Figure record listings >>

-- Begin --

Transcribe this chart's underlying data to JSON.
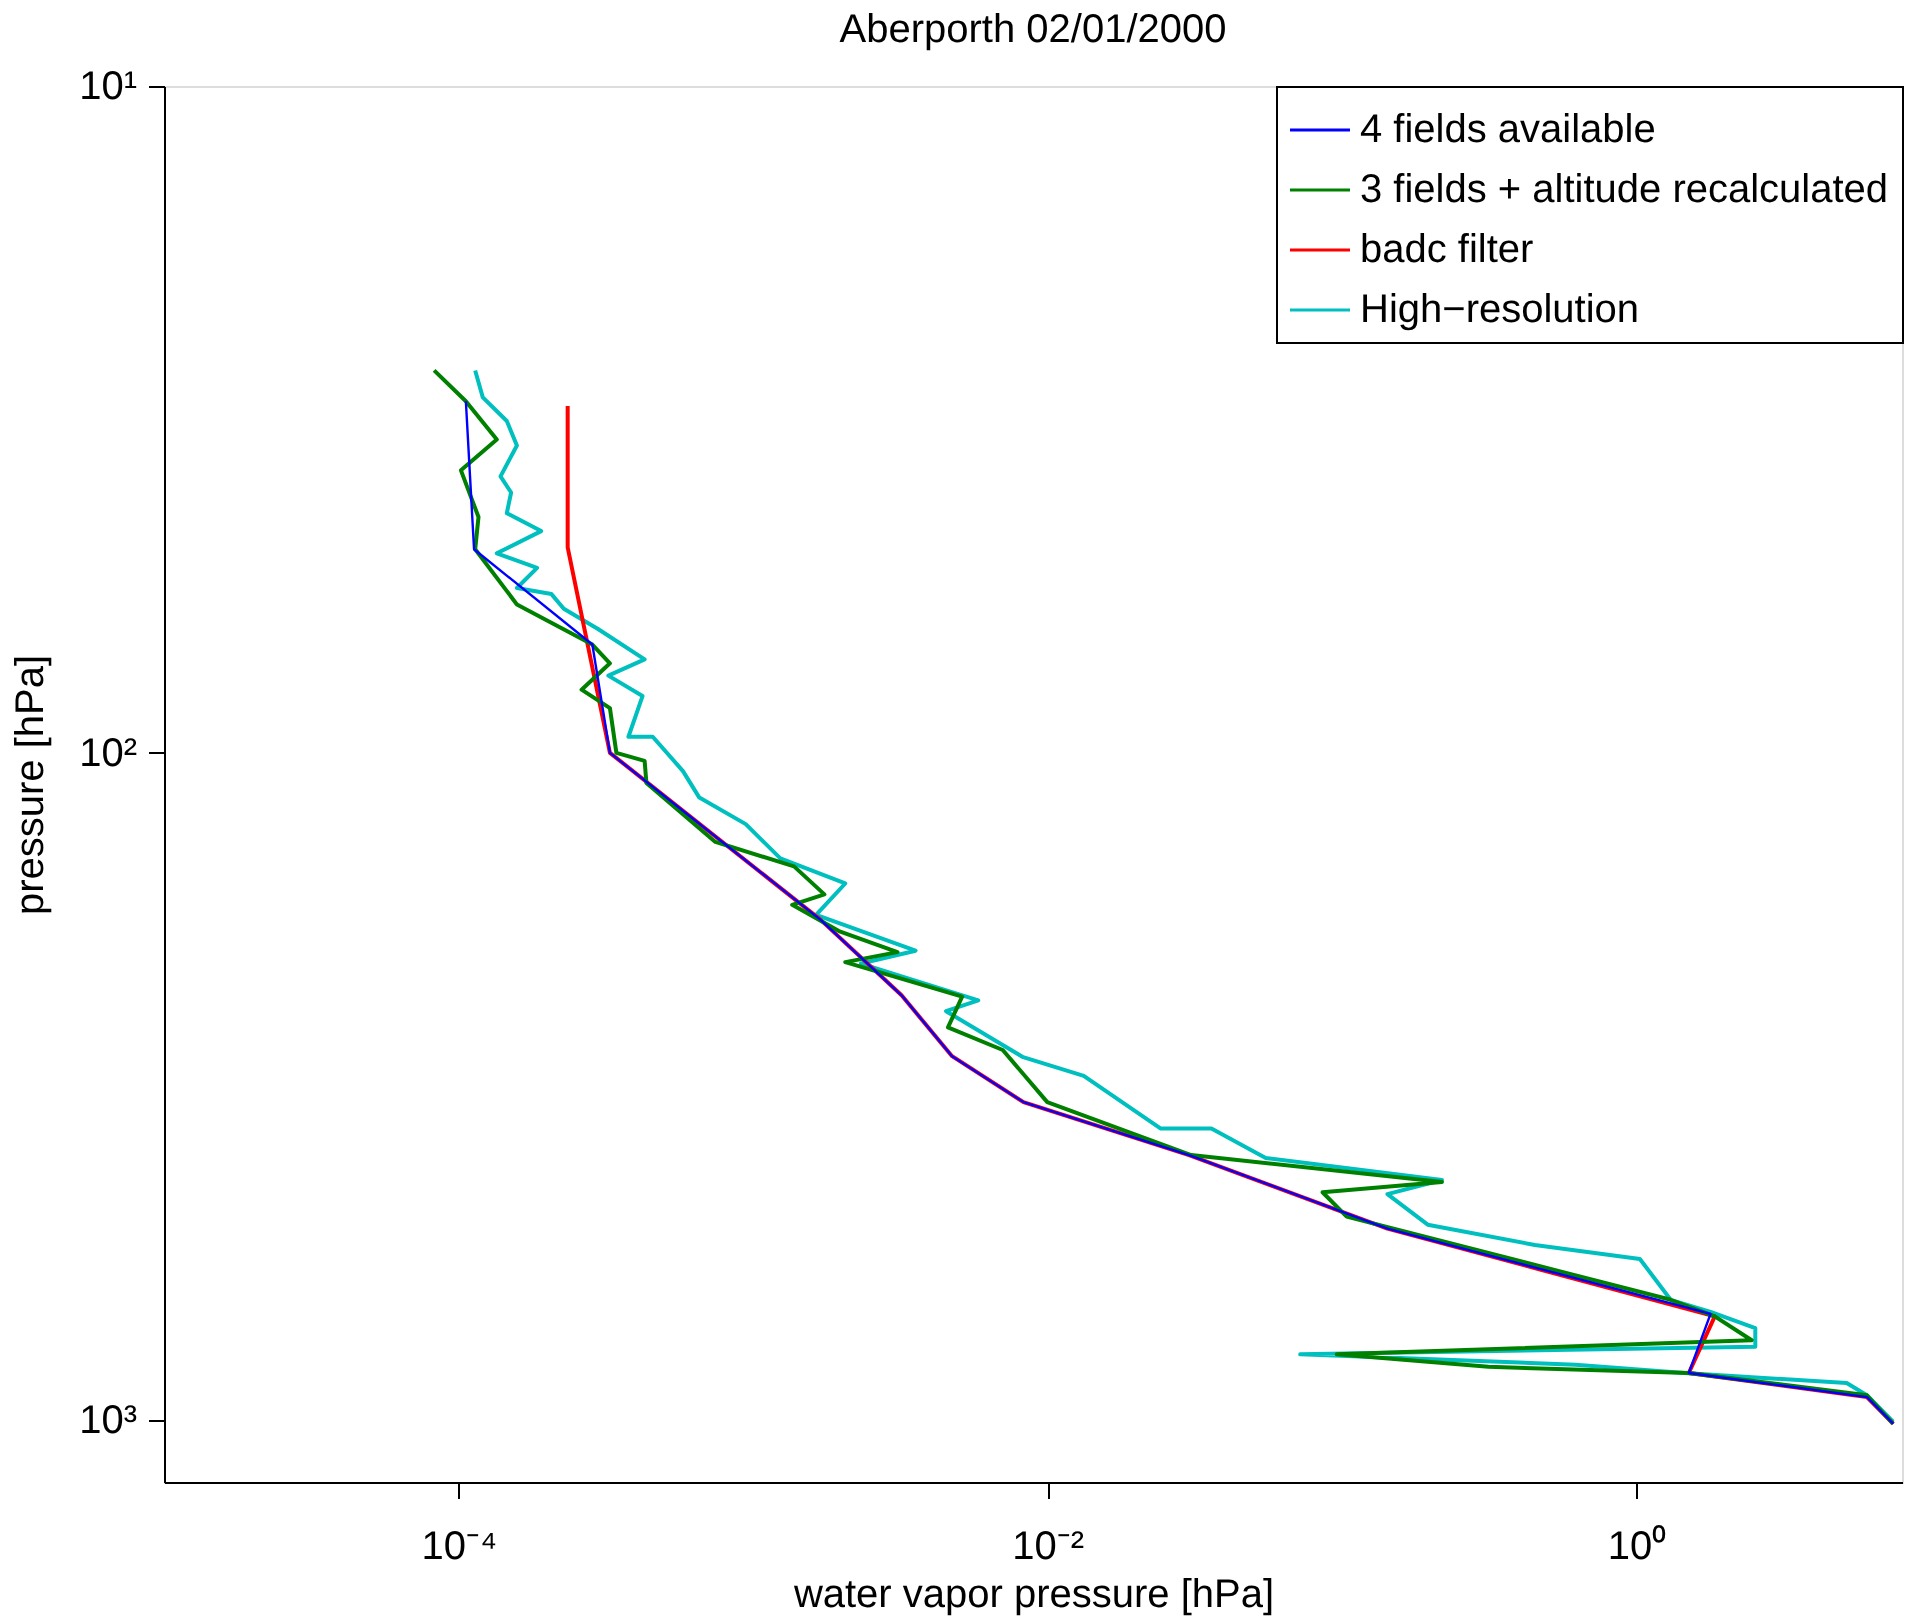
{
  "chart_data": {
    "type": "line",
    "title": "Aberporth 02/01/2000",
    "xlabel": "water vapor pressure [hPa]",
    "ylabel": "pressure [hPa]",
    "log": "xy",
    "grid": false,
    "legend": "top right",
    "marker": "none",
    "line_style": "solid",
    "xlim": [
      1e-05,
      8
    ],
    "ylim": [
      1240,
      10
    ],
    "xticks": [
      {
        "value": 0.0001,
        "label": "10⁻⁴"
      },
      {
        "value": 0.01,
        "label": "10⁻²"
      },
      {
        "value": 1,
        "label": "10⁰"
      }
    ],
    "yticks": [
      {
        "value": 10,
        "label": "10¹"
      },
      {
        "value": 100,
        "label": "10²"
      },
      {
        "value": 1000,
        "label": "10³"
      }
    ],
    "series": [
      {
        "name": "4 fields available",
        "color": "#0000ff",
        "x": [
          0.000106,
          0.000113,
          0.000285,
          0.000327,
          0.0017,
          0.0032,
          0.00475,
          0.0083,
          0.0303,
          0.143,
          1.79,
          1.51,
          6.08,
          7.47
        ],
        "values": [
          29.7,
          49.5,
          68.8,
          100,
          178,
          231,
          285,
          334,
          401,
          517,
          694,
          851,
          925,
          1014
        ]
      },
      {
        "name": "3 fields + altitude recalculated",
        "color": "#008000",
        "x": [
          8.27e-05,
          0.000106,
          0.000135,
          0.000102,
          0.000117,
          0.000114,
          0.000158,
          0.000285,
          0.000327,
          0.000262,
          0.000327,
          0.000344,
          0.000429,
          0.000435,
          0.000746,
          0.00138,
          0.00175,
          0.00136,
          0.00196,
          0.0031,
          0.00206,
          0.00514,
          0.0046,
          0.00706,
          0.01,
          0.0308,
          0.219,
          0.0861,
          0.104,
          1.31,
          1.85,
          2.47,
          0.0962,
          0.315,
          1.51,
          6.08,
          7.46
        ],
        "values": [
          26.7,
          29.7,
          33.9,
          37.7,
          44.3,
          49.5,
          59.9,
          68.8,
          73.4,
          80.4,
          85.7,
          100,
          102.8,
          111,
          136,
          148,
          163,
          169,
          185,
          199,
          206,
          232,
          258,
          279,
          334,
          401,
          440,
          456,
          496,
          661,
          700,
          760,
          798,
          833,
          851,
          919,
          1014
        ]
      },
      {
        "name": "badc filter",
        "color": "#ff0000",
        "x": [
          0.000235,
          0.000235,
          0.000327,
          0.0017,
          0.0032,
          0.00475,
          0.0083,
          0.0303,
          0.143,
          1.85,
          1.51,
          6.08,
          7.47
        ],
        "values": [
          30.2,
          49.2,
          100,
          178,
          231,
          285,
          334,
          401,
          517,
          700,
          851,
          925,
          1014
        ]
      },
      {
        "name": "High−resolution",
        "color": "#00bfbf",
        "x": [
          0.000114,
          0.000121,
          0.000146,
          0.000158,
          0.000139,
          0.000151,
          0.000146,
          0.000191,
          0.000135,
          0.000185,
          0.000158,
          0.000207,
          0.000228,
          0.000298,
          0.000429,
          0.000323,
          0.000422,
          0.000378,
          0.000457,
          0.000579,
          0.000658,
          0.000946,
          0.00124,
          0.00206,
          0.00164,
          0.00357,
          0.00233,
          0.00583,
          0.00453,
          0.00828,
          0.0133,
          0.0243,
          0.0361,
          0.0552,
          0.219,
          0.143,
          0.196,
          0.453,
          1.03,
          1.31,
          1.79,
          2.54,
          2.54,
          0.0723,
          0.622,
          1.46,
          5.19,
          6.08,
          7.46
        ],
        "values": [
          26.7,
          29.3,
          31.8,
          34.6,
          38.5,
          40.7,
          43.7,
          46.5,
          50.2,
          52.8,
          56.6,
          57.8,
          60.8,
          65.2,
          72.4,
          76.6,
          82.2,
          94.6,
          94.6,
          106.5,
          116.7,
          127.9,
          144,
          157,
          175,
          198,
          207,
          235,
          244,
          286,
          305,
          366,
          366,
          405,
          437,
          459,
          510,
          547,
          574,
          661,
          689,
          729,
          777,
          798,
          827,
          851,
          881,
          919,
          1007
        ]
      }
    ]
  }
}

-- End --

Requirement >> Repeat the material above verbatim, with no pictures in the output.

The completed task >>
Transcribe this chart's underlying data to JSON.
{
  "chart_data": {
    "type": "line",
    "title": "Aberporth 02/01/2000",
    "xlabel": "water vapor pressure [hPa]",
    "ylabel": "pressure [hPa]",
    "log": "xy",
    "grid": false,
    "legend": "top right",
    "marker": "none",
    "line_style": "solid",
    "xlim": [
      1e-05,
      8
    ],
    "ylim": [
      1240,
      10
    ],
    "xticks": [
      {
        "value": 0.0001,
        "label": "10⁻⁴"
      },
      {
        "value": 0.01,
        "label": "10⁻²"
      },
      {
        "value": 1,
        "label": "10⁰"
      }
    ],
    "yticks": [
      {
        "value": 10,
        "label": "10¹"
      },
      {
        "value": 100,
        "label": "10²"
      },
      {
        "value": 1000,
        "label": "10³"
      }
    ],
    "series": [
      {
        "name": "4 fields available",
        "color": "#0000ff",
        "x": [
          0.000106,
          0.000113,
          0.000285,
          0.000327,
          0.0017,
          0.0032,
          0.00475,
          0.0083,
          0.0303,
          0.143,
          1.79,
          1.51,
          6.08,
          7.47
        ],
        "values": [
          29.7,
          49.5,
          68.8,
          100,
          178,
          231,
          285,
          334,
          401,
          517,
          694,
          851,
          925,
          1014
        ]
      },
      {
        "name": "3 fields + altitude recalculated",
        "color": "#008000",
        "x": [
          8.27e-05,
          0.000106,
          0.000135,
          0.000102,
          0.000117,
          0.000114,
          0.000158,
          0.000285,
          0.000327,
          0.000262,
          0.000327,
          0.000344,
          0.000429,
          0.000435,
          0.000746,
          0.00138,
          0.00175,
          0.00136,
          0.00196,
          0.0031,
          0.00206,
          0.00514,
          0.0046,
          0.00706,
          0.01,
          0.0308,
          0.219,
          0.0861,
          0.104,
          1.31,
          1.85,
          2.47,
          0.0962,
          0.315,
          1.51,
          6.08,
          7.46
        ],
        "values": [
          26.7,
          29.7,
          33.9,
          37.7,
          44.3,
          49.5,
          59.9,
          68.8,
          73.4,
          80.4,
          85.7,
          100,
          102.8,
          111,
          136,
          148,
          163,
          169,
          185,
          199,
          206,
          232,
          258,
          279,
          334,
          401,
          440,
          456,
          496,
          661,
          700,
          760,
          798,
          833,
          851,
          919,
          1014
        ]
      },
      {
        "name": "badc filter",
        "color": "#ff0000",
        "x": [
          0.000235,
          0.000235,
          0.000327,
          0.0017,
          0.0032,
          0.00475,
          0.0083,
          0.0303,
          0.143,
          1.85,
          1.51,
          6.08,
          7.47
        ],
        "values": [
          30.2,
          49.2,
          100,
          178,
          231,
          285,
          334,
          401,
          517,
          700,
          851,
          925,
          1014
        ]
      },
      {
        "name": "High−resolution",
        "color": "#00bfbf",
        "x": [
          0.000114,
          0.000121,
          0.000146,
          0.000158,
          0.000139,
          0.000151,
          0.000146,
          0.000191,
          0.000135,
          0.000185,
          0.000158,
          0.000207,
          0.000228,
          0.000298,
          0.000429,
          0.000323,
          0.000422,
          0.000378,
          0.000457,
          0.000579,
          0.000658,
          0.000946,
          0.00124,
          0.00206,
          0.00164,
          0.00357,
          0.00233,
          0.00583,
          0.00453,
          0.00828,
          0.0133,
          0.0243,
          0.0361,
          0.0552,
          0.219,
          0.143,
          0.196,
          0.453,
          1.03,
          1.31,
          1.79,
          2.54,
          2.54,
          0.0723,
          0.622,
          1.46,
          5.19,
          6.08,
          7.46
        ],
        "values": [
          26.7,
          29.3,
          31.8,
          34.6,
          38.5,
          40.7,
          43.7,
          46.5,
          50.2,
          52.8,
          56.6,
          57.8,
          60.8,
          65.2,
          72.4,
          76.6,
          82.2,
          94.6,
          94.6,
          106.5,
          116.7,
          127.9,
          144,
          157,
          175,
          198,
          207,
          235,
          244,
          286,
          305,
          366,
          366,
          405,
          437,
          459,
          510,
          547,
          574,
          661,
          689,
          729,
          777,
          798,
          827,
          851,
          881,
          919,
          1007
        ]
      }
    ]
  }
}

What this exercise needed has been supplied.